» **What is needed**: Write out all of the entries exactly as given.

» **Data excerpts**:
>>>>>

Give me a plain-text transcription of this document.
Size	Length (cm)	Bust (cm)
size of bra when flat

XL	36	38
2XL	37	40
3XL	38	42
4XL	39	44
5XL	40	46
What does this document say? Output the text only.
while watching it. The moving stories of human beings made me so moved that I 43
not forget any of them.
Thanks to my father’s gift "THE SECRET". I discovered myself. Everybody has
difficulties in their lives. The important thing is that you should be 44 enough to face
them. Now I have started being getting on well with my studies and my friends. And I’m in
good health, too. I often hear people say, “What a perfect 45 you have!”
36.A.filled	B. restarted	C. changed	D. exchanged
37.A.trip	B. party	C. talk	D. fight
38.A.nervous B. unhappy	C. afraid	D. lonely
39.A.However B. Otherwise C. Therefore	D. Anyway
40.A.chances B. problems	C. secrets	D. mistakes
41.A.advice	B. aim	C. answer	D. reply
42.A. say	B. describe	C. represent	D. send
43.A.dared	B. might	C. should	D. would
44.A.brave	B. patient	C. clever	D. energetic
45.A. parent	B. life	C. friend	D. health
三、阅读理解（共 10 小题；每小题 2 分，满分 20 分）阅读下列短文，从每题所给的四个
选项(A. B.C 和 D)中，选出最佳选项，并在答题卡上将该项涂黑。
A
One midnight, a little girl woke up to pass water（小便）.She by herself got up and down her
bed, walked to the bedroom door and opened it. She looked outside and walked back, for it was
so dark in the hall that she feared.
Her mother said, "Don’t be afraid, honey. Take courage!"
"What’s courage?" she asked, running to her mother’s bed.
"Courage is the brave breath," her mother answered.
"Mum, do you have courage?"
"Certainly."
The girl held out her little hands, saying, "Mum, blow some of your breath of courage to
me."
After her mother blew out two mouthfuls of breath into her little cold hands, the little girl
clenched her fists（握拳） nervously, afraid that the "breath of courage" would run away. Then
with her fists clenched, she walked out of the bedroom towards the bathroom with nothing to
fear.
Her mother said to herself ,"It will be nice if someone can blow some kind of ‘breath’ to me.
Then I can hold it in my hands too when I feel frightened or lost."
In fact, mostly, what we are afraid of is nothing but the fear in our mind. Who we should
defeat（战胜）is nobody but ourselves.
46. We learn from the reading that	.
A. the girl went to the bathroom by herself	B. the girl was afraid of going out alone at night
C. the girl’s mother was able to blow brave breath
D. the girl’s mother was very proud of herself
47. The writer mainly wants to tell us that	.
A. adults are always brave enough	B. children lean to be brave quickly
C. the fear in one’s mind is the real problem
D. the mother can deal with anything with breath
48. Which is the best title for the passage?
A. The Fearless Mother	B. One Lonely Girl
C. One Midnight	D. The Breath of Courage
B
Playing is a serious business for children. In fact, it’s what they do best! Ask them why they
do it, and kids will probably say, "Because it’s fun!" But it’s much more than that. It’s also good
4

<<<<<

» **Task answer**:
Give me a plain-text transcription of this document.
Size	Length (cm)	Bust (cm)
size of bra when flat

XL	36	38
2XL	37	40
3XL	38	42
4XL	39	44
5XL	40	46
What does this document say? Output the text only.
while watching it. The moving stories of human beings made me so moved that I 43
not forget any of them.
Thanks to my father’s gift "THE SECRET". I discovered myself. Everybody has
difficulties in their lives. The important thing is that you should be 44 enough to face
them. Now I have started being getting on well with my studies and my friends. And I’m in
good health, too. I often hear people say, “What a perfect 45 you have!”
36.A.filled	B. restarted	C. changed	D. exchanged
37.A.trip	B. party	C. talk	D. fight
38.A.nervous B. unhappy	C. afraid	D. lonely
39.A.However B. Otherwise C. Therefore	D. Anyway
40.A.chances B. problems	C. secrets	D. mistakes
41.A.advice	B. aim	C. answer	D. reply
42.A. say	B. describe	C. represent	D. send
43.A.dared	B. might	C. should	D. would
44.A.brave	B. patient	C. clever	D. energetic
45.A. parent	B. life	C. friend	D. health
三、阅读理解（共 10 小题；每小题 2 分，满分 20 分）阅读下列短文，从每题所给的四个
选项(A. B.C 和 D)中，选出最佳选项，并在答题卡上将该项涂黑。
A
One midnight, a little girl woke up to pass water（小便）.She by herself got up and down her
bed, walked to the bedroom door and opened it. She looked outside and walked back, for it was
so dark in the hall that she feared.
Her mother said, "Don’t be afraid, honey. Take courage!"
"What’s courage?" she asked, running to her mother’s bed.
"Courage is the brave breath," her mother answered.
"Mum, do you have courage?"
"Certainly."
The girl held out her little hands, saying, "Mum, blow some of your breath of courage to
me."
After her mother blew out two mouthfuls of breath into her little cold hands, the little girl
clenched her fists（握拳） nervously, afraid that the "breath of courage" would run away. Then
with her fists clenched, she walked out of the bedroom towards the bathroom with nothing to
fear.
Her mother said to herself ,"It will be nice if someone can blow some kind of ‘breath’ to me.
Then I can hold it in my hands too when I feel frightened or lost."
In fact, mostly, what we are afraid of is nothing but the fear in our mind. Who we should
defeat（战胜）is nobody but ourselves.
46. We learn from the reading that	.
A. the girl went to the bathroom by herself	B. the girl was afraid of going out alone at night
C. the girl’s mother was able to blow brave breath
D. the girl’s mother was very proud of herself
47. The writer mainly wants to tell us that	.
A. adults are always brave enough	B. children lean to be brave quickly
C. the fear in one’s mind is the real problem
D. the mother can deal with anything with breath
48. Which is the best title for the passage?
A. The Fearless Mother	B. One Lonely Girl
C. One Midnight	D. The Breath of Courage
B
Playing is a serious business for children. In fact, it’s what they do best! Ask them why they
do it, and kids will probably say, "Because it’s fun!" But it’s much more than that. It’s also good
4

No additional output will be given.